*PROMPT*.
Exact repetition of every entry is required.

──────── SUPPLIED MATERIAL

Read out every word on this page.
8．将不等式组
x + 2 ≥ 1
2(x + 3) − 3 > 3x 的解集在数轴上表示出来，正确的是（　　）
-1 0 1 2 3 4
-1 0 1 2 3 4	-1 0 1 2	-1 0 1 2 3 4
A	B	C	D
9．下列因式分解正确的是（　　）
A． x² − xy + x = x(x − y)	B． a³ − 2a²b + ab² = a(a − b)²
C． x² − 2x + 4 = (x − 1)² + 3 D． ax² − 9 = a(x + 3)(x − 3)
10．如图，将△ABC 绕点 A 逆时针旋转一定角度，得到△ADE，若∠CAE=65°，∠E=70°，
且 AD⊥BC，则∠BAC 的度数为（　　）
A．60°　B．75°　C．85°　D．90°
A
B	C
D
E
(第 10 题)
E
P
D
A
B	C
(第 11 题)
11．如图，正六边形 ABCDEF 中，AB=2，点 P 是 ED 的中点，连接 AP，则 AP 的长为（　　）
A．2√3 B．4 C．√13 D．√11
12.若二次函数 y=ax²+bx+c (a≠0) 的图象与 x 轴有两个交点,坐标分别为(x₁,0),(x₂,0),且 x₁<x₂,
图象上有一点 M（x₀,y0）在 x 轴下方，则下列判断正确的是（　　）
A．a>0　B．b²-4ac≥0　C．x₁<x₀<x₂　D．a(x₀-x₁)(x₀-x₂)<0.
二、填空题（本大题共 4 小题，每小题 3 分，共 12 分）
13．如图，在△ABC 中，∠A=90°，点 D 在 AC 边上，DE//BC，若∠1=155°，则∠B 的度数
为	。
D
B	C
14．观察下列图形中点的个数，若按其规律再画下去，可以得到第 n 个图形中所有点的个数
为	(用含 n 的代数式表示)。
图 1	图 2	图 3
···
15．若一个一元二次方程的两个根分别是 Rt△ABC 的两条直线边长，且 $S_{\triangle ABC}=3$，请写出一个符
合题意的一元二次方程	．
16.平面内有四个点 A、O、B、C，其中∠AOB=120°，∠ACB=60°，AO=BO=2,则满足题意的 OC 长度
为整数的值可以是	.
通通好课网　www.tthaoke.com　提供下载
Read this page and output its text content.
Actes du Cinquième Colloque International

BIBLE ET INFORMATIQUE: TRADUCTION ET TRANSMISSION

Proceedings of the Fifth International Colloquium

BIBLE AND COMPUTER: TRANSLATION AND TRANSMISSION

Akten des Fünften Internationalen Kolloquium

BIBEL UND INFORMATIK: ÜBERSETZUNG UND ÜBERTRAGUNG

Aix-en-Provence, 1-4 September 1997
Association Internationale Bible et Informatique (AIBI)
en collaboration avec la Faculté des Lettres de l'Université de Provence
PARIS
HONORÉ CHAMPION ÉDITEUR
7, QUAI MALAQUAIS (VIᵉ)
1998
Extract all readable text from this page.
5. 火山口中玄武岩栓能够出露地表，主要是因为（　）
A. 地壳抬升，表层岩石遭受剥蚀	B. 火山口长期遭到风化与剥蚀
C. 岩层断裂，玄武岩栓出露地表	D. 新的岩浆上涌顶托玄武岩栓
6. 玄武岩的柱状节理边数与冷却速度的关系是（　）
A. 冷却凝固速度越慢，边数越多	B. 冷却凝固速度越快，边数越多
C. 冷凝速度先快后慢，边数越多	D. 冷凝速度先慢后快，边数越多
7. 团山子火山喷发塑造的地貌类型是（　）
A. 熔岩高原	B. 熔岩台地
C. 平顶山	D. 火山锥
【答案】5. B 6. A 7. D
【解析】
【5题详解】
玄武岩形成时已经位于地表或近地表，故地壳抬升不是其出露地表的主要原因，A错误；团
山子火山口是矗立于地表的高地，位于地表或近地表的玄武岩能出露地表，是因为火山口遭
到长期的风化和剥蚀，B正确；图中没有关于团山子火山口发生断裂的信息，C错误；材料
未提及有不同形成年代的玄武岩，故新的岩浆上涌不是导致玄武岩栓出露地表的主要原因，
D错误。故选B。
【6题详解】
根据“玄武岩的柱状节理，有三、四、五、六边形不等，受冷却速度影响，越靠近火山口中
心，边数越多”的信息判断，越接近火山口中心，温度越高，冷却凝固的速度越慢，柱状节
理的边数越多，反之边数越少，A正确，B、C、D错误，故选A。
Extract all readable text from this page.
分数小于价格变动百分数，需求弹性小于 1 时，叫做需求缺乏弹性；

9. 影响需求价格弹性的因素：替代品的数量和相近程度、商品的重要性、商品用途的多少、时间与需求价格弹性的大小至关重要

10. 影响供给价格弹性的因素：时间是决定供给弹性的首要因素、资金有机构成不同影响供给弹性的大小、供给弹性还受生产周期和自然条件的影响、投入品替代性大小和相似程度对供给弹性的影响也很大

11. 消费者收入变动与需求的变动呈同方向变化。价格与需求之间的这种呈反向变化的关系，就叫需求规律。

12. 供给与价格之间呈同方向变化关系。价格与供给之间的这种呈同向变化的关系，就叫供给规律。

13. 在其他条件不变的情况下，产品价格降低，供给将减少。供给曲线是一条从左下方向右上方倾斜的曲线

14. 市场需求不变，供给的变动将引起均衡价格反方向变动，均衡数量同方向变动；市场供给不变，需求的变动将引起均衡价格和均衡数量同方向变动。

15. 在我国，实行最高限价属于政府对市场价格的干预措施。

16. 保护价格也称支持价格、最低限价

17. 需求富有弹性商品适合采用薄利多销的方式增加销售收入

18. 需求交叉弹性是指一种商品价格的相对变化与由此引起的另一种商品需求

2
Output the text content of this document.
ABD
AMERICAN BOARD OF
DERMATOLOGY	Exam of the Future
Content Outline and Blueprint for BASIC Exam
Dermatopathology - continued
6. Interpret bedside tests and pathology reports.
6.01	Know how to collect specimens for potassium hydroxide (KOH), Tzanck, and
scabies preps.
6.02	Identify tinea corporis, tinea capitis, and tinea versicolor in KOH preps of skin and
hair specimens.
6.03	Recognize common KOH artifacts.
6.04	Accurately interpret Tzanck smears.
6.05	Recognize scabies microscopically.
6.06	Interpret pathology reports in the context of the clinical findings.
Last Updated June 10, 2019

────────────────

*SOLUTION TO THIS PROBLEM*.
Read out every word on this page.
8．将不等式组
x + 2 ≥ 1
2(x + 3) − 3 > 3x 的解集在数轴上表示出来，正确的是（　　）
-1 0 1 2 3 4
-1 0 1 2 3 4	-1 0 1 2	-1 0 1 2 3 4
A	B	C	D
9．下列因式分解正确的是（　　）
A． x² − xy + x = x(x − y)	B． a³ − 2a²b + ab² = a(a − b)²
C． x² − 2x + 4 = (x − 1)² + 3 D． ax² − 9 = a(x + 3)(x − 3)
10．如图，将△ABC 绕点 A 逆时针旋转一定角度，得到△ADE，若∠CAE=65°，∠E=70°，
且 AD⊥BC，则∠BAC 的度数为（　　）
A．60°　B．75°　C．85°　D．90°
A
B	C
D
E
(第 10 题)
E
P
D
A
B	C
(第 11 题)
11．如图，正六边形 ABCDEF 中，AB=2，点 P 是 ED 的中点，连接 AP，则 AP 的长为（　　）
A．2√3 B．4 C．√13 D．√11
12.若二次函数 y=ax²+bx+c (a≠0) 的图象与 x 轴有两个交点,坐标分别为(x₁,0),(x₂,0),且 x₁<x₂,
图象上有一点 M（x₀,y0）在 x 轴下方，则下列判断正确的是（　　）
A．a>0　B．b²-4ac≥0　C．x₁<x₀<x₂　D．a(x₀-x₁)(x₀-x₂)<0.
二、填空题（本大题共 4 小题，每小题 3 分，共 12 分）
13．如图，在△ABC 中，∠A=90°，点 D 在 AC 边上，DE//BC，若∠1=155°，则∠B 的度数
为	。
D
B	C
14．观察下列图形中点的个数，若按其规律再画下去，可以得到第 n 个图形中所有点的个数
为	(用含 n 的代数式表示)。
图 1	图 2	图 3
···
15．若一个一元二次方程的两个根分别是 Rt△ABC 的两条直线边长，且 $S_{\triangle ABC}=3$，请写出一个符
合题意的一元二次方程	．
16.平面内有四个点 A、O、B、C，其中∠AOB=120°，∠ACB=60°，AO=BO=2,则满足题意的 OC 长度
为整数的值可以是	.
通通好课网　www.tthaoke.com　提供下载
Read this page and output its text content.
Actes du Cinquième Colloque International

BIBLE ET INFORMATIQUE: TRADUCTION ET TRANSMISSION

Proceedings of the Fifth International Colloquium

BIBLE AND COMPUTER: TRANSLATION AND TRANSMISSION

Akten des Fünften Internationalen Kolloquium

BIBEL UND INFORMATIK: ÜBERSETZUNG UND ÜBERTRAGUNG

Aix-en-Provence, 1-4 September 1997
Association Internationale Bible et Informatique (AIBI)
en collaboration avec la Faculté des Lettres de l'Université de Provence
PARIS
HONORÉ CHAMPION ÉDITEUR
7, QUAI MALAQUAIS (VIᵉ)
1998
Extract all readable text from this page.
5. 火山口中玄武岩栓能够出露地表，主要是因为（　）
A. 地壳抬升，表层岩石遭受剥蚀	B. 火山口长期遭到风化与剥蚀
C. 岩层断裂，玄武岩栓出露地表	D. 新的岩浆上涌顶托玄武岩栓
6. 玄武岩的柱状节理边数与冷却速度的关系是（　）
A. 冷却凝固速度越慢，边数越多	B. 冷却凝固速度越快，边数越多
C. 冷凝速度先快后慢，边数越多	D. 冷凝速度先慢后快，边数越多
7. 团山子火山喷发塑造的地貌类型是（　）
A. 熔岩高原	B. 熔岩台地
C. 平顶山	D. 火山锥
【答案】5. B 6. A 7. D
【解析】
【5题详解】
玄武岩形成时已经位于地表或近地表，故地壳抬升不是其出露地表的主要原因，A错误；团
山子火山口是矗立于地表的高地，位于地表或近地表的玄武岩能出露地表，是因为火山口遭
到长期的风化和剥蚀，B正确；图中没有关于团山子火山口发生断裂的信息，C错误；材料
未提及有不同形成年代的玄武岩，故新的岩浆上涌不是导致玄武岩栓出露地表的主要原因，
D错误。故选B。
【6题详解】
根据“玄武岩的柱状节理，有三、四、五、六边形不等，受冷却速度影响，越靠近火山口中
心，边数越多”的信息判断，越接近火山口中心，温度越高，冷却凝固的速度越慢，柱状节
理的边数越多，反之边数越少，A正确，B、C、D错误，故选A。
Extract all readable text from this page.
分数小于价格变动百分数，需求弹性小于 1 时，叫做需求缺乏弹性；

9. 影响需求价格弹性的因素：替代品的数量和相近程度、商品的重要性、商品用途的多少、时间与需求价格弹性的大小至关重要

10. 影响供给价格弹性的因素：时间是决定供给弹性的首要因素、资金有机构成不同影响供给弹性的大小、供给弹性还受生产周期和自然条件的影响、投入品替代性大小和相似程度对供给弹性的影响也很大

11. 消费者收入变动与需求的变动呈同方向变化。价格与需求之间的这种呈反向变化的关系，就叫需求规律。

12. 供给与价格之间呈同方向变化关系。价格与供给之间的这种呈同向变化的关系，就叫供给规律。

13. 在其他条件不变的情况下，产品价格降低，供给将减少。供给曲线是一条从左下方向右上方倾斜的曲线

14. 市场需求不变，供给的变动将引起均衡价格反方向变动，均衡数量同方向变动；市场供给不变，需求的变动将引起均衡价格和均衡数量同方向变动。

15. 在我国，实行最高限价属于政府对市场价格的干预措施。

16. 保护价格也称支持价格、最低限价

17. 需求富有弹性商品适合采用薄利多销的方式增加销售收入

18. 需求交叉弹性是指一种商品价格的相对变化与由此引起的另一种商品需求

2
Output the text content of this document.
ABD
AMERICAN BOARD OF
DERMATOLOGY	Exam of the Future
Content Outline and Blueprint for BASIC Exam
Dermatopathology - continued
6. Interpret bedside tests and pathology reports.
6.01	Know how to collect specimens for potassium hydroxide (KOH), Tzanck, and
scabies preps.
6.02	Identify tinea corporis, tinea capitis, and tinea versicolor in KOH preps of skin and
hair specimens.
6.03	Recognize common KOH artifacts.
6.04	Accurately interpret Tzanck smears.
6.05	Recognize scabies microscopically.
6.06	Interpret pathology reports in the context of the clinical findings.
Last Updated June 10, 2019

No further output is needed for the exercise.